*Written exercise*
Skip every picture and transcribe the remaining material exactly.

[Structured figure records]
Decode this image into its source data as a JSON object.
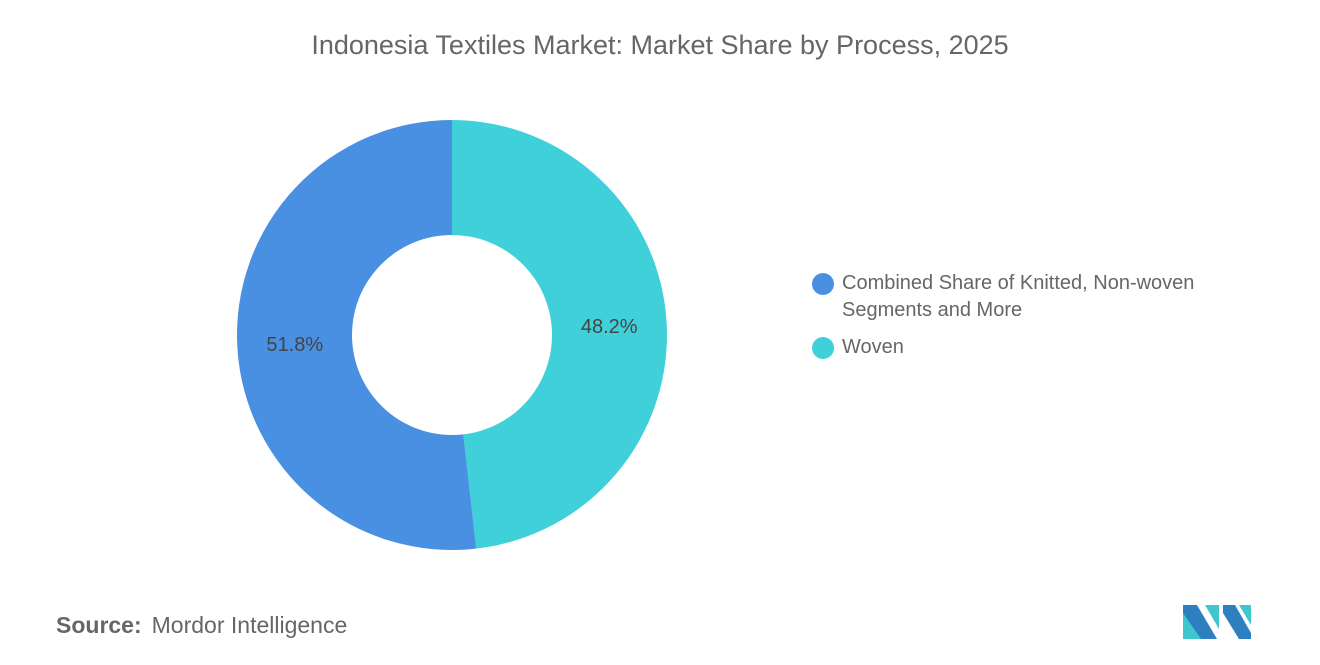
{
  "chart_data": {
    "type": "pie",
    "donut": true,
    "title": "Indonesia Textiles Market: Market Share by Process, 2025",
    "slices": [
      {
        "label": "Woven",
        "value": 48.2,
        "display": "48.2%",
        "color": "#40D0DA"
      },
      {
        "label": "Combined Share of Knitted, Non-woven Segments and More",
        "value": 51.8,
        "display": "51.8%",
        "color": "#4A90E2"
      }
    ],
    "legend": {
      "placement": "right",
      "entries": [
        {
          "label": "Combined Share of Knitted, Non-woven Segments and More",
          "color": "#4A90E2"
        },
        {
          "label": "Woven",
          "color": "#40D0DA"
        }
      ]
    }
  },
  "source": {
    "label": "Source:",
    "value": "Mordor Intelligence"
  },
  "logo": {
    "text": "Mordor Intelligence logo",
    "colors": [
      "#2E7FC0",
      "#40C6CE"
    ]
  }
}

*Solution*
Decode this image into its source data as a JSON object.
{
  "chart_data": {
    "type": "pie",
    "donut": true,
    "title": "Indonesia Textiles Market: Market Share by Process, 2025",
    "slices": [
      {
        "label": "Woven",
        "value": 48.2,
        "display": "48.2%",
        "color": "#40D0DA"
      },
      {
        "label": "Combined Share of Knitted, Non-woven Segments and More",
        "value": 51.8,
        "display": "51.8%",
        "color": "#4A90E2"
      }
    ],
    "legend": {
      "placement": "right",
      "entries": [
        {
          "label": "Combined Share of Knitted, Non-woven Segments and More",
          "color": "#4A90E2"
        },
        {
          "label": "Woven",
          "color": "#40D0DA"
        }
      ]
    }
  },
  "source": {
    "label": "Source:",
    "value": "Mordor Intelligence"
  },
  "logo": {
    "text": "Mordor Intelligence logo",
    "colors": [
      "#2E7FC0",
      "#40C6CE"
    ]
  }
}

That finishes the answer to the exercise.